__Provided records__
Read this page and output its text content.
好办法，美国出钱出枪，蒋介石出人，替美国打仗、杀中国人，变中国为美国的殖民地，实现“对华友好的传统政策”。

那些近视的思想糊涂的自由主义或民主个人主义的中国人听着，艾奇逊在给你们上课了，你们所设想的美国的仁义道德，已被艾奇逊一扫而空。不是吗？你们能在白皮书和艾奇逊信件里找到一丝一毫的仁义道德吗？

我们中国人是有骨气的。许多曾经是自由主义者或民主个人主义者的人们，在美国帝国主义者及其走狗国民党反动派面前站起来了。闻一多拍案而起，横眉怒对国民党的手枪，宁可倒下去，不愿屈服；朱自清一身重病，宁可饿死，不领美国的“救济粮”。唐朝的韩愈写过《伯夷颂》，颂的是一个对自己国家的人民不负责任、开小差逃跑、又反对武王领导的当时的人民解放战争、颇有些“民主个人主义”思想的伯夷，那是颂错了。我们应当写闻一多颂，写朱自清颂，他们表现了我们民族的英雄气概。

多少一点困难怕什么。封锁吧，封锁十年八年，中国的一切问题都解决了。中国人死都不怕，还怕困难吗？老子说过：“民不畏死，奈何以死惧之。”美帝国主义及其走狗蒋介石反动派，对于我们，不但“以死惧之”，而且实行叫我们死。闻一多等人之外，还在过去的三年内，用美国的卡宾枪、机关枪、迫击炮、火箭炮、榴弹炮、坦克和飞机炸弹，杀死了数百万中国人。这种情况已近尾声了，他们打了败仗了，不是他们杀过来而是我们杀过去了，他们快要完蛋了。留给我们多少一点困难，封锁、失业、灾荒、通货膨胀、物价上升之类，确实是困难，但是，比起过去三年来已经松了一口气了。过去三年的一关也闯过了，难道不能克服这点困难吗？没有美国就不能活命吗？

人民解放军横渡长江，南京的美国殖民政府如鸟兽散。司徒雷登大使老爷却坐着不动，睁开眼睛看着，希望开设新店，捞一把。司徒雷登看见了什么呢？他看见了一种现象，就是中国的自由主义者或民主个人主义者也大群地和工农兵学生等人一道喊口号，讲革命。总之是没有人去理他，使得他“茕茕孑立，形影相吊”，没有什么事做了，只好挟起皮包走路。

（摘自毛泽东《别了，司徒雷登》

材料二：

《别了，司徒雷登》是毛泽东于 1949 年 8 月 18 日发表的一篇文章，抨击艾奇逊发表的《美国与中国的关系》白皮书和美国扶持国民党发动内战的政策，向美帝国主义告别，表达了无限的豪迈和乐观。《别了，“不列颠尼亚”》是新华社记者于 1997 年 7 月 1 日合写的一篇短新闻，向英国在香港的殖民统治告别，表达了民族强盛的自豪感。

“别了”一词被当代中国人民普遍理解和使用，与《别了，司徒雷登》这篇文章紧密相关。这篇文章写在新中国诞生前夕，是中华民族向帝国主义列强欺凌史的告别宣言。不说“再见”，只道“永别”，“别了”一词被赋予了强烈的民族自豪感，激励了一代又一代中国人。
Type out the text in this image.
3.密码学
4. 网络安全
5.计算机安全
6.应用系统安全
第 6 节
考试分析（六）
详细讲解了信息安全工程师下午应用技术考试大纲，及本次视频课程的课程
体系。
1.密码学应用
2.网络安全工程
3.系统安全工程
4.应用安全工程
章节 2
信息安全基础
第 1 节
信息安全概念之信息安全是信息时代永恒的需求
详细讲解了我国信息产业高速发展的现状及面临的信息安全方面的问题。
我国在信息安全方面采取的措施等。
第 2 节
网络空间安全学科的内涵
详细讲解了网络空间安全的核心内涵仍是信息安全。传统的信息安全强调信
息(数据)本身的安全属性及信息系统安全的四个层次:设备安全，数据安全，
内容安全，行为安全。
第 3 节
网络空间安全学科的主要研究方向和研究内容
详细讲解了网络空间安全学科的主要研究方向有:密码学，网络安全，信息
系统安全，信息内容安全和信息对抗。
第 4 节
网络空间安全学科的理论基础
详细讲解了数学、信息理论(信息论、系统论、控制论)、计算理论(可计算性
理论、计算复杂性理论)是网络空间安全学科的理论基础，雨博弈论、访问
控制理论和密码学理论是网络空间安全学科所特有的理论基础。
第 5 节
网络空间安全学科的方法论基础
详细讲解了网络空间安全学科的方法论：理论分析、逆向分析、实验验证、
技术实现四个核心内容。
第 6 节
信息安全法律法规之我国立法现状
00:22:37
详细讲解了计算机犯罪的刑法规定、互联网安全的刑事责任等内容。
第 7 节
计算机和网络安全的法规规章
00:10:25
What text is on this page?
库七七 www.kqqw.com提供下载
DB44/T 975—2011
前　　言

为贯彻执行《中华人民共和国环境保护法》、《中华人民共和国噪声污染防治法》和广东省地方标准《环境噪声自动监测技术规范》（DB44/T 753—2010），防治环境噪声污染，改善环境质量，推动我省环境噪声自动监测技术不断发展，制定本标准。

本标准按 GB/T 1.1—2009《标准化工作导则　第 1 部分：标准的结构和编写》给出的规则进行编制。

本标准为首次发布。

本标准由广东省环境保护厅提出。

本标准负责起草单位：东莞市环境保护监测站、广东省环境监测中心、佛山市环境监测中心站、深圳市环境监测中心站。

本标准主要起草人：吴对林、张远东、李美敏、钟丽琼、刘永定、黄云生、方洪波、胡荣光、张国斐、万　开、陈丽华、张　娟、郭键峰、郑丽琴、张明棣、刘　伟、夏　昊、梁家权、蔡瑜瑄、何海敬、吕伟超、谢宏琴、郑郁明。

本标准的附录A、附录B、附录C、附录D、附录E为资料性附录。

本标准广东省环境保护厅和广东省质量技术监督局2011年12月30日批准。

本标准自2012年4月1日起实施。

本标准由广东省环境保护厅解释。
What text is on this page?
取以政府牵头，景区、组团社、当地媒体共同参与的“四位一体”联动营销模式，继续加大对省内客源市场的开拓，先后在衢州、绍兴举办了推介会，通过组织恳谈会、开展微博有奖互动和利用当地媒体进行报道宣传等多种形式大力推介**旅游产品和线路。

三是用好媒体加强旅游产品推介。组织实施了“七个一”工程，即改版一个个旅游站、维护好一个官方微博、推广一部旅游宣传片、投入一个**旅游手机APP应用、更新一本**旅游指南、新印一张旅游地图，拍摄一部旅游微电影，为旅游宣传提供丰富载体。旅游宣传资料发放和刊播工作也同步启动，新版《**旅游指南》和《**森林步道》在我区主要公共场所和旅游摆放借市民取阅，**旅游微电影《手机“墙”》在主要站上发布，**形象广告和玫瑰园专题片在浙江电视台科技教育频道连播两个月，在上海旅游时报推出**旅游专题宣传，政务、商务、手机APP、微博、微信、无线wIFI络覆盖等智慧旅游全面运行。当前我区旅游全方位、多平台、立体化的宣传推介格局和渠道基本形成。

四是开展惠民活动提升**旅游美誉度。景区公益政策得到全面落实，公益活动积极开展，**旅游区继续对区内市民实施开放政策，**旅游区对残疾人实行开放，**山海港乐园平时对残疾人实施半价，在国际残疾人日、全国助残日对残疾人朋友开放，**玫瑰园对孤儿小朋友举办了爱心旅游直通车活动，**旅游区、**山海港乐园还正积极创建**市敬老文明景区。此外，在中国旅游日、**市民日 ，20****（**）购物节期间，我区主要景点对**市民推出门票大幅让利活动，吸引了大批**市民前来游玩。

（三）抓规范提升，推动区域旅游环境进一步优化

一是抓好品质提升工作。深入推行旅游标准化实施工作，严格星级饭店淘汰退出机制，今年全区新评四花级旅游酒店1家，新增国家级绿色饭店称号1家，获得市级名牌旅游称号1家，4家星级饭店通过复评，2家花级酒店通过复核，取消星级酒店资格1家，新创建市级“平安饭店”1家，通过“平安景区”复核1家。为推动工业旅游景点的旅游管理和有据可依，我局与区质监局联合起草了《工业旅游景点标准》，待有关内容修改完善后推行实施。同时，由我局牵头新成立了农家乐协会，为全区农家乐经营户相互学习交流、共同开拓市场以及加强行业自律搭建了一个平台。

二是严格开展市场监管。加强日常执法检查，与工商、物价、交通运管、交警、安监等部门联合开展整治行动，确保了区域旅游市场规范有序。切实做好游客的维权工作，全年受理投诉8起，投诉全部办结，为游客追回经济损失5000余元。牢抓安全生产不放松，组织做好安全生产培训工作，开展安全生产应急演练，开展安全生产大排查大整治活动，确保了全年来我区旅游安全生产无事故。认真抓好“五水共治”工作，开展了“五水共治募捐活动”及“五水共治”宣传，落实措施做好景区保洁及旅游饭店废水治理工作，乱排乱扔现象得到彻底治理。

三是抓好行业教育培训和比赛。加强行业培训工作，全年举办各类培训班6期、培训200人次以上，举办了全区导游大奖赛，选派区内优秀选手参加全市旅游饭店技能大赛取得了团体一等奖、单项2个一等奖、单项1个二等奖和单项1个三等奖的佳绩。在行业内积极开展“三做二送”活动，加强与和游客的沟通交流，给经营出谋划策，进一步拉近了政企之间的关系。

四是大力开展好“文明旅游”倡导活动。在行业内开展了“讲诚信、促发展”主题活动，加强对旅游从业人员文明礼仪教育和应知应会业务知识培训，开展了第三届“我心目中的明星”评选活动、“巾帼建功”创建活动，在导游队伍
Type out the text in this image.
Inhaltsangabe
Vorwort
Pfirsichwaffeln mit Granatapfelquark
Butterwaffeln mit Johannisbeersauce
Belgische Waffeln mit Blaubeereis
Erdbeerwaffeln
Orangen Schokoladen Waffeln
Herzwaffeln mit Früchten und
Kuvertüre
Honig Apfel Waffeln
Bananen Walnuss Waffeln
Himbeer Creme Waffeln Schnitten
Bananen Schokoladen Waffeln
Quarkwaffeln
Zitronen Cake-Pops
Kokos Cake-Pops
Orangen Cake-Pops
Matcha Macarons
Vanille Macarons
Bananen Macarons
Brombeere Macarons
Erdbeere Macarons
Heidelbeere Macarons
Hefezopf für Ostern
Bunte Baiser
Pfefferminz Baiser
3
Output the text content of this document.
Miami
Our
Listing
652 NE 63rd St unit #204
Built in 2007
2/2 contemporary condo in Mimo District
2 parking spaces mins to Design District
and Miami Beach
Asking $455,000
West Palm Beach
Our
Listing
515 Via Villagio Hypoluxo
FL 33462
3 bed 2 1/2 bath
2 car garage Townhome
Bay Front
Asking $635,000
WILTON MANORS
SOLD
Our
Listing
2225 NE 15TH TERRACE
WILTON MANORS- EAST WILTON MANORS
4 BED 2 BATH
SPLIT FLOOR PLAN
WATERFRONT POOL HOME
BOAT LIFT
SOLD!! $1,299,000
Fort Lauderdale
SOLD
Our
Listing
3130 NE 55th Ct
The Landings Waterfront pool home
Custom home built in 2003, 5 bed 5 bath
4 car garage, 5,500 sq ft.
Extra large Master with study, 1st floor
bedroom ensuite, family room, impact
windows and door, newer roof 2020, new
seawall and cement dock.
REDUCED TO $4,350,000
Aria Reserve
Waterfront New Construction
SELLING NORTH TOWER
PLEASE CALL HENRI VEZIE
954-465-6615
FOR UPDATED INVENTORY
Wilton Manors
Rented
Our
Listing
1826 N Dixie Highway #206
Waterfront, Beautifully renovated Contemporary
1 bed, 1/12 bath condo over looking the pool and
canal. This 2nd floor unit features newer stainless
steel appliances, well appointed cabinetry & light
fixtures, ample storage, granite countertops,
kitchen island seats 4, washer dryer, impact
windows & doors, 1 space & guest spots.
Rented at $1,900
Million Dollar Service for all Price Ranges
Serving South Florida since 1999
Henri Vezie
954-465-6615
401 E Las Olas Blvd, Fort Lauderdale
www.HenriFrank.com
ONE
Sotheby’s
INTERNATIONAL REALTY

__Stated exercise__
Exactly and only the lines from the line containing "Output the text content of this document." through the last line of the entries should be copied, both ends included.

__Exercise output__
Output the text content of this document.
Miami
Our
Listing
652 NE 63rd St unit #204
Built in 2007
2/2 contemporary condo in Mimo District
2 parking spaces mins to Design District
and Miami Beach
Asking $455,000
West Palm Beach
Our
Listing
515 Via Villagio Hypoluxo
FL 33462
3 bed 2 1/2 bath
2 car garage Townhome
Bay Front
Asking $635,000
WILTON MANORS
SOLD
Our
Listing
2225 NE 15TH TERRACE
WILTON MANORS- EAST WILTON MANORS
4 BED 2 BATH
SPLIT FLOOR PLAN
WATERFRONT POOL HOME
BOAT LIFT
SOLD!! $1,299,000
Fort Lauderdale
SOLD
Our
Listing
3130 NE 55th Ct
The Landings Waterfront pool home
Custom home built in 2003, 5 bed 5 bath
4 car garage, 5,500 sq ft.
Extra large Master with study, 1st floor
bedroom ensuite, family room, impact
windows and door, newer roof 2020, new
seawall and cement dock.
REDUCED TO $4,350,000
Aria Reserve
Waterfront New Construction
SELLING NORTH TOWER
PLEASE CALL HENRI VEZIE
954-465-6615
FOR UPDATED INVENTORY
Wilton Manors
Rented
Our
Listing
1826 N Dixie Highway #206
Waterfront, Beautifully renovated Contemporary
1 bed, 1/12 bath condo over looking the pool and
canal. This 2nd floor unit features newer stainless
steel appliances, well appointed cabinetry & light
fixtures, ample storage, granite countertops,
kitchen island seats 4, washer dryer, impact
windows & doors, 1 space & guest spots.
Rented at $1,900
Million Dollar Service for all Price Ranges
Serving South Florida since 1999
Henri Vezie
954-465-6615
401 E Las Olas Blvd, Fort Lauderdale
www.HenriFrank.com
ONE
Sotheby’s
INTERNATIONAL REALTY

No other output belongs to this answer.